• _GIVEN TASK_
Copy the following rows word for word.

• _SUPPLIED INFORMATION_
▬▬▬▬▬▬▬▬▬▬

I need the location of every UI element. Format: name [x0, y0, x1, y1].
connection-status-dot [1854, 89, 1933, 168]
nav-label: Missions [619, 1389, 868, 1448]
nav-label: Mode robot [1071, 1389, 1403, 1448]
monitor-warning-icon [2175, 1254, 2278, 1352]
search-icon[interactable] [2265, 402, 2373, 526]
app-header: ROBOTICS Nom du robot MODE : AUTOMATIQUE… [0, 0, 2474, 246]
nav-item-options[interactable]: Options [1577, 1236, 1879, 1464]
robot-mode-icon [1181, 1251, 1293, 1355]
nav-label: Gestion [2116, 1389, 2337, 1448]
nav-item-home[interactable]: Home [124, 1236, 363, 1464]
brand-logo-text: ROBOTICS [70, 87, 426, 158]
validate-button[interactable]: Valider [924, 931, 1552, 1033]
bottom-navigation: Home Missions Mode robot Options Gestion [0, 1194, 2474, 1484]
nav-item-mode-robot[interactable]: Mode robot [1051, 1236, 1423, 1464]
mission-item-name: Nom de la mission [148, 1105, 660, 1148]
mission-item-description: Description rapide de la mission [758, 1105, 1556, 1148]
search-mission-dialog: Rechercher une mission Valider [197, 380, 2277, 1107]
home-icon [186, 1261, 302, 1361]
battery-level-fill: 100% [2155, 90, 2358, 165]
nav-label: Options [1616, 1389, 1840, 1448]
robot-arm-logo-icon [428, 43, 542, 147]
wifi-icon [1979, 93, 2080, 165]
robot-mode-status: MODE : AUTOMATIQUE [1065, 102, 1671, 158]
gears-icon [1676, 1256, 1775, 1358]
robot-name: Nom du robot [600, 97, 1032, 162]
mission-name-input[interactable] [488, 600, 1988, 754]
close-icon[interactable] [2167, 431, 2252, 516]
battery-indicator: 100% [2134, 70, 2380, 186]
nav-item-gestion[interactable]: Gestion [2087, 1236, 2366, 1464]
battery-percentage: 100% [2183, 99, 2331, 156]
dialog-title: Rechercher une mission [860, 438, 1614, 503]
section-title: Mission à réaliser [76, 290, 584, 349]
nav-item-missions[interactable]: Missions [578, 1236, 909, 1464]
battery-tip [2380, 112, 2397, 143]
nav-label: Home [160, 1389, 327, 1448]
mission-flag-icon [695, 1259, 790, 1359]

▬▬▬▬▬▬▬▬▬▬

• _ANSWER TO THE TASK_
I need the location of every UI element. Format: name [x0, y0, x1, y1].
connection-status-dot [1854, 89, 1933, 168]
nav-label: Missions [619, 1389, 868, 1448]
nav-label: Mode robot [1071, 1389, 1403, 1448]
monitor-warning-icon [2175, 1254, 2278, 1352]
search-icon[interactable] [2265, 402, 2373, 526]
app-header: ROBOTICS Nom du robot MODE : AUTOMATIQUE… [0, 0, 2474, 246]
nav-item-options[interactable]: Options [1577, 1236, 1879, 1464]
robot-mode-icon [1181, 1251, 1293, 1355]
nav-label: Gestion [2116, 1389, 2337, 1448]
nav-item-home[interactable]: Home [124, 1236, 363, 1464]
brand-logo-text: ROBOTICS [70, 87, 426, 158]
validate-button[interactable]: Valider [924, 931, 1552, 1033]
bottom-navigation: Home Missions Mode robot Options Gestion [0, 1194, 2474, 1484]
nav-item-mode-robot[interactable]: Mode robot [1051, 1236, 1423, 1464]
mission-item-name: Nom de la mission [148, 1105, 660, 1148]
mission-item-description: Description rapide de la mission [758, 1105, 1556, 1148]
search-mission-dialog: Rechercher une mission Valider [197, 380, 2277, 1107]
home-icon [186, 1261, 302, 1361]
battery-level-fill: 100% [2155, 90, 2358, 165]
nav-label: Options [1616, 1389, 1840, 1448]
robot-arm-logo-icon [428, 43, 542, 147]
wifi-icon [1979, 93, 2080, 165]
robot-mode-status: MODE : AUTOMATIQUE [1065, 102, 1671, 158]
gears-icon [1676, 1256, 1775, 1358]
robot-name: Nom du robot [600, 97, 1032, 162]
mission-name-input[interactable] [488, 600, 1988, 754]
close-icon[interactable] [2167, 431, 2252, 516]
battery-indicator: 100% [2134, 70, 2380, 186]
nav-item-gestion[interactable]: Gestion [2087, 1236, 2366, 1464]
battery-percentage: 100% [2183, 99, 2331, 156]
dialog-title: Rechercher une mission [860, 438, 1614, 503]
section-title: Mission à réaliser [76, 290, 584, 349]
nav-item-missions[interactable]: Missions [578, 1236, 909, 1464]
battery-tip [2380, 112, 2397, 143]
nav-label: Home [160, 1389, 327, 1448]
mission-flag-icon [695, 1259, 790, 1359]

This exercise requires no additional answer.